[Figure content listings]

———

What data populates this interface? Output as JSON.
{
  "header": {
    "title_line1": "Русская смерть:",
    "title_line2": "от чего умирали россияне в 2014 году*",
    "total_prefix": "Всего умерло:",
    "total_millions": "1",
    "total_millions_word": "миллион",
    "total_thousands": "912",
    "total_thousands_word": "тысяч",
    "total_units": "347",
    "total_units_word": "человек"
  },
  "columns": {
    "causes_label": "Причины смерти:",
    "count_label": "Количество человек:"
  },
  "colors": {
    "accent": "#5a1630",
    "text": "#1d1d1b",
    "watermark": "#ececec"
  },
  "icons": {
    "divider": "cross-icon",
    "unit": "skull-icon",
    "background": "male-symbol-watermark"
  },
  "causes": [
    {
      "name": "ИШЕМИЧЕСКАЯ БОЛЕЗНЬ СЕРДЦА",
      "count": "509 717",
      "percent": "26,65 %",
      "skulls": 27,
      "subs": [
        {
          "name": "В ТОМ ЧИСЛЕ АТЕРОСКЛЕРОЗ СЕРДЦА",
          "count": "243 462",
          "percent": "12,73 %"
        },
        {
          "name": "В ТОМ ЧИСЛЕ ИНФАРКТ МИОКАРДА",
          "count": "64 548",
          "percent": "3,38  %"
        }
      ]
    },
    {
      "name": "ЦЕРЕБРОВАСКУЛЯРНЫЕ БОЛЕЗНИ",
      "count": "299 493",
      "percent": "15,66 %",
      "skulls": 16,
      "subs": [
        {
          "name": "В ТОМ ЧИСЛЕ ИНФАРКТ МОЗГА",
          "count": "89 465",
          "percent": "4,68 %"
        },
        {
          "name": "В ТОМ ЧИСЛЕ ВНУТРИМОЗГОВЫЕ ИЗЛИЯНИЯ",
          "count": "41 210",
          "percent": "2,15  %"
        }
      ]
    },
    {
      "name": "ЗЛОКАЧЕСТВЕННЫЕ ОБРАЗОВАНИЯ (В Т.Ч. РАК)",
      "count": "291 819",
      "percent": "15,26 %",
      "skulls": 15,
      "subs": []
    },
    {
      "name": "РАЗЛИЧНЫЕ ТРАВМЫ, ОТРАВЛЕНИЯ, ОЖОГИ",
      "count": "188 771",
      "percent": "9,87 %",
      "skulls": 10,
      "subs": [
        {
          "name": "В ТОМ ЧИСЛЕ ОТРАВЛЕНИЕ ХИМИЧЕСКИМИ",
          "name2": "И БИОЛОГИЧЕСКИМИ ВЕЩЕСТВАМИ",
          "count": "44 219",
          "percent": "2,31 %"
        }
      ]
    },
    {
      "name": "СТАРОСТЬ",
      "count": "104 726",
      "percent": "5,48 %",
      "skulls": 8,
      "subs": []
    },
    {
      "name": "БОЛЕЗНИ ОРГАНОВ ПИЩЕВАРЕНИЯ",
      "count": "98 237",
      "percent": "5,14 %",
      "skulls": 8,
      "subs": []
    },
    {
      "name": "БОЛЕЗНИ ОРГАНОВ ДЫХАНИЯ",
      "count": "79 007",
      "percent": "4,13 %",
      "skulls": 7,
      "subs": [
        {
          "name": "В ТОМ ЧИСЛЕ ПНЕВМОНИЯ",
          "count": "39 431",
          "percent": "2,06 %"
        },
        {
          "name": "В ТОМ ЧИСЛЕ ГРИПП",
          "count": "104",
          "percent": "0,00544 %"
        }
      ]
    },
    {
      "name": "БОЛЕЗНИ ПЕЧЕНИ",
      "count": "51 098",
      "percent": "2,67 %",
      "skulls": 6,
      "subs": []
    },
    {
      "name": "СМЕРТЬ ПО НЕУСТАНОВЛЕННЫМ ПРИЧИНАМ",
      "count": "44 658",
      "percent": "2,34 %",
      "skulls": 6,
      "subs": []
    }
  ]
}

———

**WHAT YOU WILL DO**
Exactly reproduce every line found in the records.

**SOLUTION TO THE EXERCISE**
What data populates this interface? Output as JSON.
{
  "header": {
    "title_line1": "Русская смерть:",
    "title_line2": "от чего умирали россияне в 2014 году*",
    "total_prefix": "Всего умерло:",
    "total_millions": "1",
    "total_millions_word": "миллион",
    "total_thousands": "912",
    "total_thousands_word": "тысяч",
    "total_units": "347",
    "total_units_word": "человек"
  },
  "columns": {
    "causes_label": "Причины смерти:",
    "count_label": "Количество человек:"
  },
  "colors": {
    "accent": "#5a1630",
    "text": "#1d1d1b",
    "watermark": "#ececec"
  },
  "icons": {
    "divider": "cross-icon",
    "unit": "skull-icon",
    "background": "male-symbol-watermark"
  },
  "causes": [
    {
      "name": "ИШЕМИЧЕСКАЯ БОЛЕЗНЬ СЕРДЦА",
      "count": "509 717",
      "percent": "26,65 %",
      "skulls": 27,
      "subs": [
        {
          "name": "В ТОМ ЧИСЛЕ АТЕРОСКЛЕРОЗ СЕРДЦА",
          "count": "243 462",
          "percent": "12,73 %"
        },
        {
          "name": "В ТОМ ЧИСЛЕ ИНФАРКТ МИОКАРДА",
          "count": "64 548",
          "percent": "3,38  %"
        }
      ]
    },
    {
      "name": "ЦЕРЕБРОВАСКУЛЯРНЫЕ БОЛЕЗНИ",
      "count": "299 493",
      "percent": "15,66 %",
      "skulls": 16,
      "subs": [
        {
          "name": "В ТОМ ЧИСЛЕ ИНФАРКТ МОЗГА",
          "count": "89 465",
          "percent": "4,68 %"
        },
        {
          "name": "В ТОМ ЧИСЛЕ ВНУТРИМОЗГОВЫЕ ИЗЛИЯНИЯ",
          "count": "41 210",
          "percent": "2,15  %"
        }
      ]
    },
    {
      "name": "ЗЛОКАЧЕСТВЕННЫЕ ОБРАЗОВАНИЯ (В Т.Ч. РАК)",
      "count": "291 819",
      "percent": "15,26 %",
      "skulls": 15,
      "subs": []
    },
    {
      "name": "РАЗЛИЧНЫЕ ТРАВМЫ, ОТРАВЛЕНИЯ, ОЖОГИ",
      "count": "188 771",
      "percent": "9,87 %",
      "skulls": 10,
      "subs": [
        {
          "name": "В ТОМ ЧИСЛЕ ОТРАВЛЕНИЕ ХИМИЧЕСКИМИ",
          "name2": "И БИОЛОГИЧЕСКИМИ ВЕЩЕСТВАМИ",
          "count": "44 219",
          "percent": "2,31 %"
        }
      ]
    },
    {
      "name": "СТАРОСТЬ",
      "count": "104 726",
      "percent": "5,48 %",
      "skulls": 8,
      "subs": []
    },
    {
      "name": "БОЛЕЗНИ ОРГАНОВ ПИЩЕВАРЕНИЯ",
      "count": "98 237",
      "percent": "5,14 %",
      "skulls": 8,
      "subs": []
    },
    {
      "name": "БОЛЕЗНИ ОРГАНОВ ДЫХАНИЯ",
      "count": "79 007",
      "percent": "4,13 %",
      "skulls": 7,
      "subs": [
        {
          "name": "В ТОМ ЧИСЛЕ ПНЕВМОНИЯ",
          "count": "39 431",
          "percent": "2,06 %"
        },
        {
          "name": "В ТОМ ЧИСЛЕ ГРИПП",
          "count": "104",
          "percent": "0,00544 %"
        }
      ]
    },
    {
      "name": "БОЛЕЗНИ ПЕЧЕНИ",
      "count": "51 098",
      "percent": "2,67 %",
      "skulls": 6,
      "subs": []
    },
    {
      "name": "СМЕРТЬ ПО НЕУСТАНОВЛЕННЫМ ПРИЧИНАМ",
      "count": "44 658",
      "percent": "2,34 %",
      "skulls": 6,
      "subs": []
    }
  ]
}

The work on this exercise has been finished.